(begin)

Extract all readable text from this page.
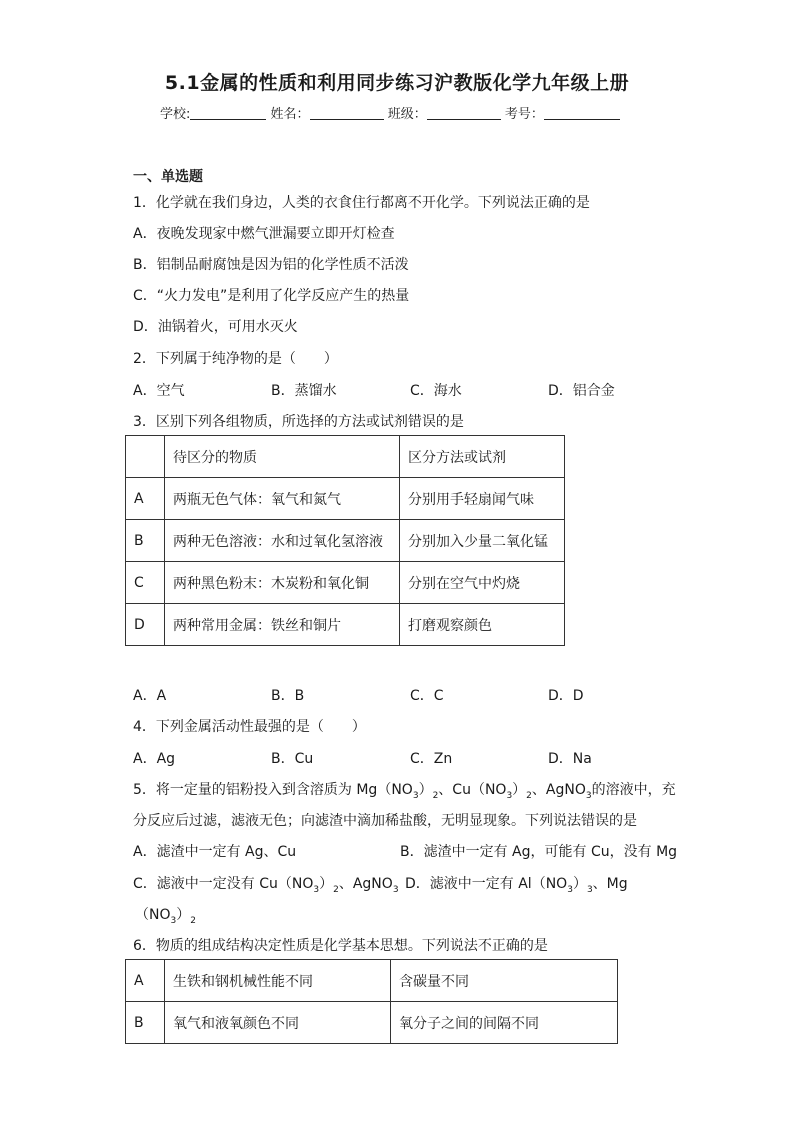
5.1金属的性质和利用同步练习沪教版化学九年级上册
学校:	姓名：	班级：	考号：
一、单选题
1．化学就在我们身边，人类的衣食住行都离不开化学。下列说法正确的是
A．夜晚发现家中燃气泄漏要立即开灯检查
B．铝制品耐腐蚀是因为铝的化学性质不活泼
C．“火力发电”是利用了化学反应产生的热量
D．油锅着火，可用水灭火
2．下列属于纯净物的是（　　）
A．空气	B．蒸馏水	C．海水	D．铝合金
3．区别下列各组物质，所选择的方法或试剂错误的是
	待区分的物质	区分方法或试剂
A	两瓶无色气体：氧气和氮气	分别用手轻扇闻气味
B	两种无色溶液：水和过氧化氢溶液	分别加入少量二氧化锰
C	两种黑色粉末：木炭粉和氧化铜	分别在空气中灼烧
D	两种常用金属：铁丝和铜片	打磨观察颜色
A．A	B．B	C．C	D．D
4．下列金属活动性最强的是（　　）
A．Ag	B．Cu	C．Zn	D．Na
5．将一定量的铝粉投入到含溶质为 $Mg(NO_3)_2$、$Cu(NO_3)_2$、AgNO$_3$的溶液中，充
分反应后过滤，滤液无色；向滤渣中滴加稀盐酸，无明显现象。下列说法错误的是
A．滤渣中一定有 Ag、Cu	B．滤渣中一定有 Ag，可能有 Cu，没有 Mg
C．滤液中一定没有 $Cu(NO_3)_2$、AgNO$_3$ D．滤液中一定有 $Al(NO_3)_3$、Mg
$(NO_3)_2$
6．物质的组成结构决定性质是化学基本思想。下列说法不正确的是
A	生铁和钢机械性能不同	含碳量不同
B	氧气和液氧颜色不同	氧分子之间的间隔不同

(end)

_INSTRUCTION_. Output a faithful copy of the data, with each picture left out.

_WRITTEN RESPONSE_.
Extract all readable text from this page.
5.1金属的性质和利用同步练习沪教版化学九年级上册
学校:	姓名：	班级：	考号：
一、单选题
1．化学就在我们身边，人类的衣食住行都离不开化学。下列说法正确的是
A．夜晚发现家中燃气泄漏要立即开灯检查
B．铝制品耐腐蚀是因为铝的化学性质不活泼
C．“火力发电”是利用了化学反应产生的热量
D．油锅着火，可用水灭火
2．下列属于纯净物的是（　　）
A．空气	B．蒸馏水	C．海水	D．铝合金
3．区别下列各组物质，所选择的方法或试剂错误的是
	待区分的物质	区分方法或试剂
A	两瓶无色气体：氧气和氮气	分别用手轻扇闻气味
B	两种无色溶液：水和过氧化氢溶液	分别加入少量二氧化锰
C	两种黑色粉末：木炭粉和氧化铜	分别在空气中灼烧
D	两种常用金属：铁丝和铜片	打磨观察颜色
A．A	B．B	C．C	D．D
4．下列金属活动性最强的是（　　）
A．Ag	B．Cu	C．Zn	D．Na
5．将一定量的铝粉投入到含溶质为 $Mg(NO_3)_2$、$Cu(NO_3)_2$、AgNO$_3$的溶液中，充
分反应后过滤，滤液无色；向滤渣中滴加稀盐酸，无明显现象。下列说法错误的是
A．滤渣中一定有 Ag、Cu	B．滤渣中一定有 Ag，可能有 Cu，没有 Mg
C．滤液中一定没有 $Cu(NO_3)_2$、AgNO$_3$ D．滤液中一定有 $Al(NO_3)_3$、Mg
$(NO_3)_2$
6．物质的组成结构决定性质是化学基本思想。下列说法不正确的是
A	生铁和钢机械性能不同	含碳量不同
B	氧气和液氧颜色不同	氧分子之间的间隔不同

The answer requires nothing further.